Data supplied >>
········

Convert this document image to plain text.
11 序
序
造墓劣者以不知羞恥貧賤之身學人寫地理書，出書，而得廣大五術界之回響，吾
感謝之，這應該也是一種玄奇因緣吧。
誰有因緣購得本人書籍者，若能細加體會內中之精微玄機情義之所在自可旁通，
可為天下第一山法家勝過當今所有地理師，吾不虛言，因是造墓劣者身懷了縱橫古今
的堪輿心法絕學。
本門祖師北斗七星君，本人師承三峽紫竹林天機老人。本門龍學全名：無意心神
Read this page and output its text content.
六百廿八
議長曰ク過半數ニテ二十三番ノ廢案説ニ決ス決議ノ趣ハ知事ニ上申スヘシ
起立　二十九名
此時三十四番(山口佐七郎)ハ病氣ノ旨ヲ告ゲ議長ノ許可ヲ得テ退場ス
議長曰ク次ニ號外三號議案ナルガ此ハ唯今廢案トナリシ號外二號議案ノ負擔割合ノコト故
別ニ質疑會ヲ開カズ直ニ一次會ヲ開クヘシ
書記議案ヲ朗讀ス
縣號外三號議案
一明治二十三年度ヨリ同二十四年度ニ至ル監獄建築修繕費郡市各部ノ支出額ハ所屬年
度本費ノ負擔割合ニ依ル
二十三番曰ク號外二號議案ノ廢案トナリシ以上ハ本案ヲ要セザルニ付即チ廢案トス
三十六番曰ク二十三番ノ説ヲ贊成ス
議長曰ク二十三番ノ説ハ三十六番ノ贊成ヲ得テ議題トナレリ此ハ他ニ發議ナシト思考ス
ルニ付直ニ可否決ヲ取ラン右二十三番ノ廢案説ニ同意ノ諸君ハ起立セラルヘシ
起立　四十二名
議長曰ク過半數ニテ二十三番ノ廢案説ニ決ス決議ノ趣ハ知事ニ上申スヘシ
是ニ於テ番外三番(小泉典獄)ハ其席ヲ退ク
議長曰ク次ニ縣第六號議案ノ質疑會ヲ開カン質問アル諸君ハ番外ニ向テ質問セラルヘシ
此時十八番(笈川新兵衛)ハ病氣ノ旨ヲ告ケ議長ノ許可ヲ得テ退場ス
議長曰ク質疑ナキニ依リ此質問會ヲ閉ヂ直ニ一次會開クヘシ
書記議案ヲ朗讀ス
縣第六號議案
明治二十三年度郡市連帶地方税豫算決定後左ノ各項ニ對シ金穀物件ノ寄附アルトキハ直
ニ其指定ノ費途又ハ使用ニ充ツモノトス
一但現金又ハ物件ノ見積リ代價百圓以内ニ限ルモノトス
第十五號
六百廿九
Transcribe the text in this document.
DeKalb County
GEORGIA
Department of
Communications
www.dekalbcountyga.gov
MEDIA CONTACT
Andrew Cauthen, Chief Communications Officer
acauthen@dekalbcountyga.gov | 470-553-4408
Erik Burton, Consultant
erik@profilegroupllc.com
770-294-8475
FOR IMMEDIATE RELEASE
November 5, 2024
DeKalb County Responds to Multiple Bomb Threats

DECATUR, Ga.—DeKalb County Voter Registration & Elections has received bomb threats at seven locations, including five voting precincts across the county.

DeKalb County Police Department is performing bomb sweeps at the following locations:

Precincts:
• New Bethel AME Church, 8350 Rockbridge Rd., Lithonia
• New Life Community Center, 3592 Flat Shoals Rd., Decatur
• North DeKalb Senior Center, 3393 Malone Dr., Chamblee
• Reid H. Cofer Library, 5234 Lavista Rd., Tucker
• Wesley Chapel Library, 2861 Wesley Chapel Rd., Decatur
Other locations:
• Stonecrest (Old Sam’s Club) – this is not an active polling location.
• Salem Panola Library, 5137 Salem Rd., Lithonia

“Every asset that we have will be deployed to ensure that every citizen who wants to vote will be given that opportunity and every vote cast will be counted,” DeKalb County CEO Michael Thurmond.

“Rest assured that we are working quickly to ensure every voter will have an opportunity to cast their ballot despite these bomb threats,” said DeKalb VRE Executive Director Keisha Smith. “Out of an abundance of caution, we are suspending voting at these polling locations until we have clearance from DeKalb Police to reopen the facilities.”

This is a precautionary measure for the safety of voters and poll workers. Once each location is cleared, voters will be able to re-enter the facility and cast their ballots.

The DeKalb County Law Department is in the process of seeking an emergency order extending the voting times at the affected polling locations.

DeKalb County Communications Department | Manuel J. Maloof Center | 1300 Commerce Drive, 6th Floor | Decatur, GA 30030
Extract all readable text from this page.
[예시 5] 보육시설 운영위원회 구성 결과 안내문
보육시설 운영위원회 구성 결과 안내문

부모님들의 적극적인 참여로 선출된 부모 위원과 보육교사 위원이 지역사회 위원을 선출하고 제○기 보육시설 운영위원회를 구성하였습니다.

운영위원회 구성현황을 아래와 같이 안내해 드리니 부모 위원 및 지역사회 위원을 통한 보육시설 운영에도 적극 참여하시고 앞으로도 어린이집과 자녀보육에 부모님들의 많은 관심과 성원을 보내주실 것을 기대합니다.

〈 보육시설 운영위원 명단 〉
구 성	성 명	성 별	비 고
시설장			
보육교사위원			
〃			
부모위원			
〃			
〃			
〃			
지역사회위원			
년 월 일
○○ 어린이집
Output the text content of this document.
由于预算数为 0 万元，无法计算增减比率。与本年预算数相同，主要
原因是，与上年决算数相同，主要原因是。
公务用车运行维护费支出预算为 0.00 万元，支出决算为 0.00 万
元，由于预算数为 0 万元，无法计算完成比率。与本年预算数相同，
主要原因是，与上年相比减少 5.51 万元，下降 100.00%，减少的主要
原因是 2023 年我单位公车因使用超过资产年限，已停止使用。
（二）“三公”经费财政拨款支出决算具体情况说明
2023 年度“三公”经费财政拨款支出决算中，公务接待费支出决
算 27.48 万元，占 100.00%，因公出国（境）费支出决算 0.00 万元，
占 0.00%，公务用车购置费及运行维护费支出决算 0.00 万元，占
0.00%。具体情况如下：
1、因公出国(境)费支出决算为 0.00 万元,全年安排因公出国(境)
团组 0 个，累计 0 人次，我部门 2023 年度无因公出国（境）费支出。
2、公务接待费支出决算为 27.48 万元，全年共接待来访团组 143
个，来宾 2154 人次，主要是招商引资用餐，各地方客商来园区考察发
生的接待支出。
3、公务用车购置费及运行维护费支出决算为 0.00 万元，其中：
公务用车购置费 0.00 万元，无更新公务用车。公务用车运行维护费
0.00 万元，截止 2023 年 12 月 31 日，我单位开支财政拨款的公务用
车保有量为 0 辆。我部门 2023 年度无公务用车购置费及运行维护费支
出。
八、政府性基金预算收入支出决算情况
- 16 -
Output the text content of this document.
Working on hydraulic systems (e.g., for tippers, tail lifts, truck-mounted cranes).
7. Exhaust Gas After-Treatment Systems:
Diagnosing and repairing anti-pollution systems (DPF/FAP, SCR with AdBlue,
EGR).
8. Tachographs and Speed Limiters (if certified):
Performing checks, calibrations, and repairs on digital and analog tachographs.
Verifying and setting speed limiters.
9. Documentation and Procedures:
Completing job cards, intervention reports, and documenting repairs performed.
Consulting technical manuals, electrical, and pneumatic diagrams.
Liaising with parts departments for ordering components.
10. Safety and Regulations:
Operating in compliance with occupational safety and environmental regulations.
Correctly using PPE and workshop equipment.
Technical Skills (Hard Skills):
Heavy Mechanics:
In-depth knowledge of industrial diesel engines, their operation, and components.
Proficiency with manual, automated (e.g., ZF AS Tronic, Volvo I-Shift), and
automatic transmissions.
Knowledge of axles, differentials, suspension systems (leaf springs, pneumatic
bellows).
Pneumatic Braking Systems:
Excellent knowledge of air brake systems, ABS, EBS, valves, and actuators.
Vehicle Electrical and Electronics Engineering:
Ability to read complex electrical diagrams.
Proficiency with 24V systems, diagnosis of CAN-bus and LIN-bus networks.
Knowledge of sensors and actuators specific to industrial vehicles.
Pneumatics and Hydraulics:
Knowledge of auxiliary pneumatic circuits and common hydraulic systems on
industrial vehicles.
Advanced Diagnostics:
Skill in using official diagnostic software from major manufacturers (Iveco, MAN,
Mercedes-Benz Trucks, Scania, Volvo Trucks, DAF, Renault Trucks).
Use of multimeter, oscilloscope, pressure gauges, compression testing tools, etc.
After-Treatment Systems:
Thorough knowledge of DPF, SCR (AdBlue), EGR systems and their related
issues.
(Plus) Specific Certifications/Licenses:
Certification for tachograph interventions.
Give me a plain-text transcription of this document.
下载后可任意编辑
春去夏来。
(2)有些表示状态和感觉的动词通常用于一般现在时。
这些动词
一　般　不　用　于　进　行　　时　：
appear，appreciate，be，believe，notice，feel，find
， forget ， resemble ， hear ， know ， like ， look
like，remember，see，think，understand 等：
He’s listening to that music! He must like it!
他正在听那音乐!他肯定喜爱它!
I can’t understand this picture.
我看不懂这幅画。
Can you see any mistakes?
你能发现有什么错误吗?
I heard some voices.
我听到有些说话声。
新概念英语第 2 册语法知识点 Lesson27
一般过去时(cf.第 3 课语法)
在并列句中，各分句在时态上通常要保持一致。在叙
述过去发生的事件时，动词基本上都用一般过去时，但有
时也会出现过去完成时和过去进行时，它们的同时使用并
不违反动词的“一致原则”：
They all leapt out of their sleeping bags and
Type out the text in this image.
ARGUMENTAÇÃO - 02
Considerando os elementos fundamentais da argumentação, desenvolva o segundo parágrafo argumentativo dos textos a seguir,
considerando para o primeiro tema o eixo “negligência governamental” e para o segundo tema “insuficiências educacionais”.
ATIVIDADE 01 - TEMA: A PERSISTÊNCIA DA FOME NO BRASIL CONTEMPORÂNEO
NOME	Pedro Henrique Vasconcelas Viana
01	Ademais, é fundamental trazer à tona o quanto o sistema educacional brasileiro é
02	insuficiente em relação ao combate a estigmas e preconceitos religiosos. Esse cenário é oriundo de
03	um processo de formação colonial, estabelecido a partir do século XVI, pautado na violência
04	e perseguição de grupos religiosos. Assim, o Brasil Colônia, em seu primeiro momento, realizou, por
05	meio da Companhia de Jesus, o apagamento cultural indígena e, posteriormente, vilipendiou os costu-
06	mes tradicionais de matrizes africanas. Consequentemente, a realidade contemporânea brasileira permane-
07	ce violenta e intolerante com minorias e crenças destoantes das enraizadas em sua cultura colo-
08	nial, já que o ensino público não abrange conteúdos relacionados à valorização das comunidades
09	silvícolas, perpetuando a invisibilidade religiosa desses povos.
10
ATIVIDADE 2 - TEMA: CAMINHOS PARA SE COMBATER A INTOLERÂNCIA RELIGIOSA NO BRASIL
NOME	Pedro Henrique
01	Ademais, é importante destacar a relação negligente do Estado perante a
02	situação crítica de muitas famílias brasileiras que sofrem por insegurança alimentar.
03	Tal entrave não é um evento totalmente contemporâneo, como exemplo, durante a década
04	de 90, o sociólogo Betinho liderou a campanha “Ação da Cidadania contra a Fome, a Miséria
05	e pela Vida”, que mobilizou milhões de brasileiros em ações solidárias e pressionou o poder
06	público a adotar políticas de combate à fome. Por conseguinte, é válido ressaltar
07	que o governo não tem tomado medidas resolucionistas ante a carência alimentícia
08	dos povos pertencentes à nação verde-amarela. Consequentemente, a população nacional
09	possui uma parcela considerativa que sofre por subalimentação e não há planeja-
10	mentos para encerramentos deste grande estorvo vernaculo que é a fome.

········

Your objective >> All lines above containing the string "AdBlue" are to be collected.

The output >>
Diagnosing and repairing anti-pollution systems (DPF/FAP, SCR with AdBlue,
Thorough knowledge of DPF, SCR (AdBlue), EGR systems and their related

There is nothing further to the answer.